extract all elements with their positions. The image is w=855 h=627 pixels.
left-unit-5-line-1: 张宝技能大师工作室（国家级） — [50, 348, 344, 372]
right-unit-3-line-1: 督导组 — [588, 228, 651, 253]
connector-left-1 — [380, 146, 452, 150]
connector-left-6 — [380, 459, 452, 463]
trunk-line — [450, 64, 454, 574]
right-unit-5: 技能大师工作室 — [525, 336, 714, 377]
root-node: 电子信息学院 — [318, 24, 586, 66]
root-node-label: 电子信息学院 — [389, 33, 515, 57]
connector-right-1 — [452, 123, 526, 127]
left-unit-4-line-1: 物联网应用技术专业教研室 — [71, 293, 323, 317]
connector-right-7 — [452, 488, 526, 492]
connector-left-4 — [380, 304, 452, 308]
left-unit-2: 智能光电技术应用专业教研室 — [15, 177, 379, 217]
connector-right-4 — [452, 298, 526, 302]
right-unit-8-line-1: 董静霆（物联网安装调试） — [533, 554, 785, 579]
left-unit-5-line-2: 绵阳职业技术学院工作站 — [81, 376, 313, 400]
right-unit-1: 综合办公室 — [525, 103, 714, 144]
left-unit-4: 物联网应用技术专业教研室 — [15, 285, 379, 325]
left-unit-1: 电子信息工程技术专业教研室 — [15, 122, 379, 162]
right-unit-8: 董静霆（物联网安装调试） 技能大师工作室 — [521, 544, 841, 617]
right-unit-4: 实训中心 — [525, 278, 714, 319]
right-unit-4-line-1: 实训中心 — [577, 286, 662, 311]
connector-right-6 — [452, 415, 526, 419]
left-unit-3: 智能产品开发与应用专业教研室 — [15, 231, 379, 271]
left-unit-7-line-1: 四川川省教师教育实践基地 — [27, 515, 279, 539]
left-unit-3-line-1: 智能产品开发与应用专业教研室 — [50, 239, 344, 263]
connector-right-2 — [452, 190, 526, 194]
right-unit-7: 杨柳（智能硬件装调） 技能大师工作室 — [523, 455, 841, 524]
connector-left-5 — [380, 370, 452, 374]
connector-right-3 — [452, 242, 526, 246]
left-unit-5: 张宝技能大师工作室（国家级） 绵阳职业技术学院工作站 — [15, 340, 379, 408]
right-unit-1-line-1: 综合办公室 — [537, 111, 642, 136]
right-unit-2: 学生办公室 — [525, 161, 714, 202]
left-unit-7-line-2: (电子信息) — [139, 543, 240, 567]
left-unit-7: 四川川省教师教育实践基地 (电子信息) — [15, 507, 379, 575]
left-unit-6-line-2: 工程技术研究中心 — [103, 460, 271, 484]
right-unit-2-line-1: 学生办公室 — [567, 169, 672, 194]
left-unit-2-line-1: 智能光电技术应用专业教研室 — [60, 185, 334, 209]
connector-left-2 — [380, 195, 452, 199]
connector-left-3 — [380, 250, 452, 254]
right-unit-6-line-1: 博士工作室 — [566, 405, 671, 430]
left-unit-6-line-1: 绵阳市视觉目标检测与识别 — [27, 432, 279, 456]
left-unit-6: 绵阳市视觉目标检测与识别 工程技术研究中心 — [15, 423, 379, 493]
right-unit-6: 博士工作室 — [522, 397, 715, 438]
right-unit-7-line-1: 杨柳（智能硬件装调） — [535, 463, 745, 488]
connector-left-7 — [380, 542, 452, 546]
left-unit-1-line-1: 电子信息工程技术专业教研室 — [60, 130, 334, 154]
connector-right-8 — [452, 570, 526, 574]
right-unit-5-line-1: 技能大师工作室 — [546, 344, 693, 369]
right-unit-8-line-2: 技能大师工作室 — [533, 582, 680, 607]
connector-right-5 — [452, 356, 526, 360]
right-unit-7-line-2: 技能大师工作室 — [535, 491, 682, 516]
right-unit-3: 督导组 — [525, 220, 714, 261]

********************

Written exercise
Copy the listing above word for word, from the first line up to and including the line containing "left-unit-1: 电子信息工程技术专业教研室 —".

Result of this task
extract all elements with their positions. The image is w=855 h=627 pixels.
left-unit-5-line-1: 张宝技能大师工作室（国家级） — [50, 348, 344, 372]
right-unit-3-line-1: 督导组 — [588, 228, 651, 253]
connector-left-1 — [380, 146, 452, 150]
connector-left-6 — [380, 459, 452, 463]
trunk-line — [450, 64, 454, 574]
right-unit-5: 技能大师工作室 — [525, 336, 714, 377]
root-node: 电子信息学院 — [318, 24, 586, 66]
root-node-label: 电子信息学院 — [389, 33, 515, 57]
connector-right-1 — [452, 123, 526, 127]
left-unit-4-line-1: 物联网应用技术专业教研室 — [71, 293, 323, 317]
connector-right-7 — [452, 488, 526, 492]
connector-left-4 — [380, 304, 452, 308]
left-unit-2: 智能光电技术应用专业教研室 — [15, 177, 379, 217]
connector-right-4 — [452, 298, 526, 302]
right-unit-8-line-1: 董静霆（物联网安装调试） — [533, 554, 785, 579]
left-unit-5-line-2: 绵阳职业技术学院工作站 — [81, 376, 313, 400]
right-unit-1: 综合办公室 — [525, 103, 714, 144]
left-unit-4: 物联网应用技术专业教研室 — [15, 285, 379, 325]
left-unit-1: 电子信息工程技术专业教研室 — [15, 122, 379, 162]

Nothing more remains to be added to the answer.